##### Records shown

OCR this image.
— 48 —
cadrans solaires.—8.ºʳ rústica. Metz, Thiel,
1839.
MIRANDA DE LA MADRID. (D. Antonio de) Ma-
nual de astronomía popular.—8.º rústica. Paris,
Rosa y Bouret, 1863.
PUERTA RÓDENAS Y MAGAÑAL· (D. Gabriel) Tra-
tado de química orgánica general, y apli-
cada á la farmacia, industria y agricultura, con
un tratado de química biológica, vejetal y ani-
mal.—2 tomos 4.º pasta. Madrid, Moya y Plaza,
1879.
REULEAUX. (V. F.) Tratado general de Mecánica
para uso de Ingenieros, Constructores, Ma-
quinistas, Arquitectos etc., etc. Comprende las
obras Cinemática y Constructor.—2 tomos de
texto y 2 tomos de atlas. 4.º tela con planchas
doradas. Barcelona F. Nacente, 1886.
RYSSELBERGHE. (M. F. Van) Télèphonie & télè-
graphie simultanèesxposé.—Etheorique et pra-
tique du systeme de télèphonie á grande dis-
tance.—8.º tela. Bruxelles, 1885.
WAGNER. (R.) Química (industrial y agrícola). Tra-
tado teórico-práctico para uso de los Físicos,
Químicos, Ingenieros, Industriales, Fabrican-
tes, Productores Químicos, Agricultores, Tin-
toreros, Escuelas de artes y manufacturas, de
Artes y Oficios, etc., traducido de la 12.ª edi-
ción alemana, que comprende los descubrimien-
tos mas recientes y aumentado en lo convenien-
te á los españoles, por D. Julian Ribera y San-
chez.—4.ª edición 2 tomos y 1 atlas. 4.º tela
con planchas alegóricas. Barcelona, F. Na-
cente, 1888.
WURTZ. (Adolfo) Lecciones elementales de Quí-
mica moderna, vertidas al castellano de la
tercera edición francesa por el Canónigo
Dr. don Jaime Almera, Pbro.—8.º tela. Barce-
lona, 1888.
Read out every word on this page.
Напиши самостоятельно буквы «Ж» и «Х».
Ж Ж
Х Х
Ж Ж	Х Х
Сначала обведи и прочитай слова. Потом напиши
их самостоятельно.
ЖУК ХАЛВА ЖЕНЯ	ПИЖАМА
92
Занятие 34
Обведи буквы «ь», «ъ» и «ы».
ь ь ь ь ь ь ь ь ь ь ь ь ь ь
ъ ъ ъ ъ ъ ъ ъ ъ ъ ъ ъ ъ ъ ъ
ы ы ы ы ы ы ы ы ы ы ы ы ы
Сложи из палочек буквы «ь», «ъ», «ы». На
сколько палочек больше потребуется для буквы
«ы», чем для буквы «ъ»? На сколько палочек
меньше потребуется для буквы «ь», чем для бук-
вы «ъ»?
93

##########

> **What you will do**
Quote each line of the listing above exactly.

> **Answer to the exercise**
OCR this image.
— 48 —
cadrans solaires.—8.ºʳ rústica. Metz, Thiel,
1839.
MIRANDA DE LA MADRID. (D. Antonio de) Ma-
nual de astronomía popular.—8.º rústica. Paris,
Rosa y Bouret, 1863.
PUERTA RÓDENAS Y MAGAÑAL· (D. Gabriel) Tra-
tado de química orgánica general, y apli-
cada á la farmacia, industria y agricultura, con
un tratado de química biológica, vejetal y ani-
mal.—2 tomos 4.º pasta. Madrid, Moya y Plaza,
1879.
REULEAUX. (V. F.) Tratado general de Mecánica
para uso de Ingenieros, Constructores, Ma-
quinistas, Arquitectos etc., etc. Comprende las
obras Cinemática y Constructor.—2 tomos de
texto y 2 tomos de atlas. 4.º tela con planchas
doradas. Barcelona F. Nacente, 1886.
RYSSELBERGHE. (M. F. Van) Télèphonie & télè-
graphie simultanèesxposé.—Etheorique et pra-
tique du systeme de télèphonie á grande dis-
tance.—8.º tela. Bruxelles, 1885.
WAGNER. (R.) Química (industrial y agrícola). Tra-
tado teórico-práctico para uso de los Físicos,
Químicos, Ingenieros, Industriales, Fabrican-
tes, Productores Químicos, Agricultores, Tin-
toreros, Escuelas de artes y manufacturas, de
Artes y Oficios, etc., traducido de la 12.ª edi-
ción alemana, que comprende los descubrimien-
tos mas recientes y aumentado en lo convenien-
te á los españoles, por D. Julian Ribera y San-
chez.—4.ª edición 2 tomos y 1 atlas. 4.º tela
con planchas alegóricas. Barcelona, F. Na-
cente, 1888.
WURTZ. (Adolfo) Lecciones elementales de Quí-
mica moderna, vertidas al castellano de la
tercera edición francesa por el Canónigo
Dr. don Jaime Almera, Pbro.—8.º tela. Barce-
lona, 1888.
Read out every word on this page.
Напиши самостоятельно буквы «Ж» и «Х».
Ж Ж
Х Х
Ж Ж	Х Х
Сначала обведи и прочитай слова. Потом напиши
их самостоятельно.
ЖУК ХАЛВА ЖЕНЯ	ПИЖАМА
92
Занятие 34
Обведи буквы «ь», «ъ» и «ы».
ь ь ь ь ь ь ь ь ь ь ь ь ь ь
ъ ъ ъ ъ ъ ъ ъ ъ ъ ъ ъ ъ ъ ъ
ы ы ы ы ы ы ы ы ы ы ы ы ы
Сложи из палочек буквы «ь», «ъ», «ы». На
сколько палочек больше потребуется для буквы
«ы», чем для буквы «ъ»? На сколько палочек
меньше потребуется для буквы «ь», чем для бук-
вы «ъ»?
93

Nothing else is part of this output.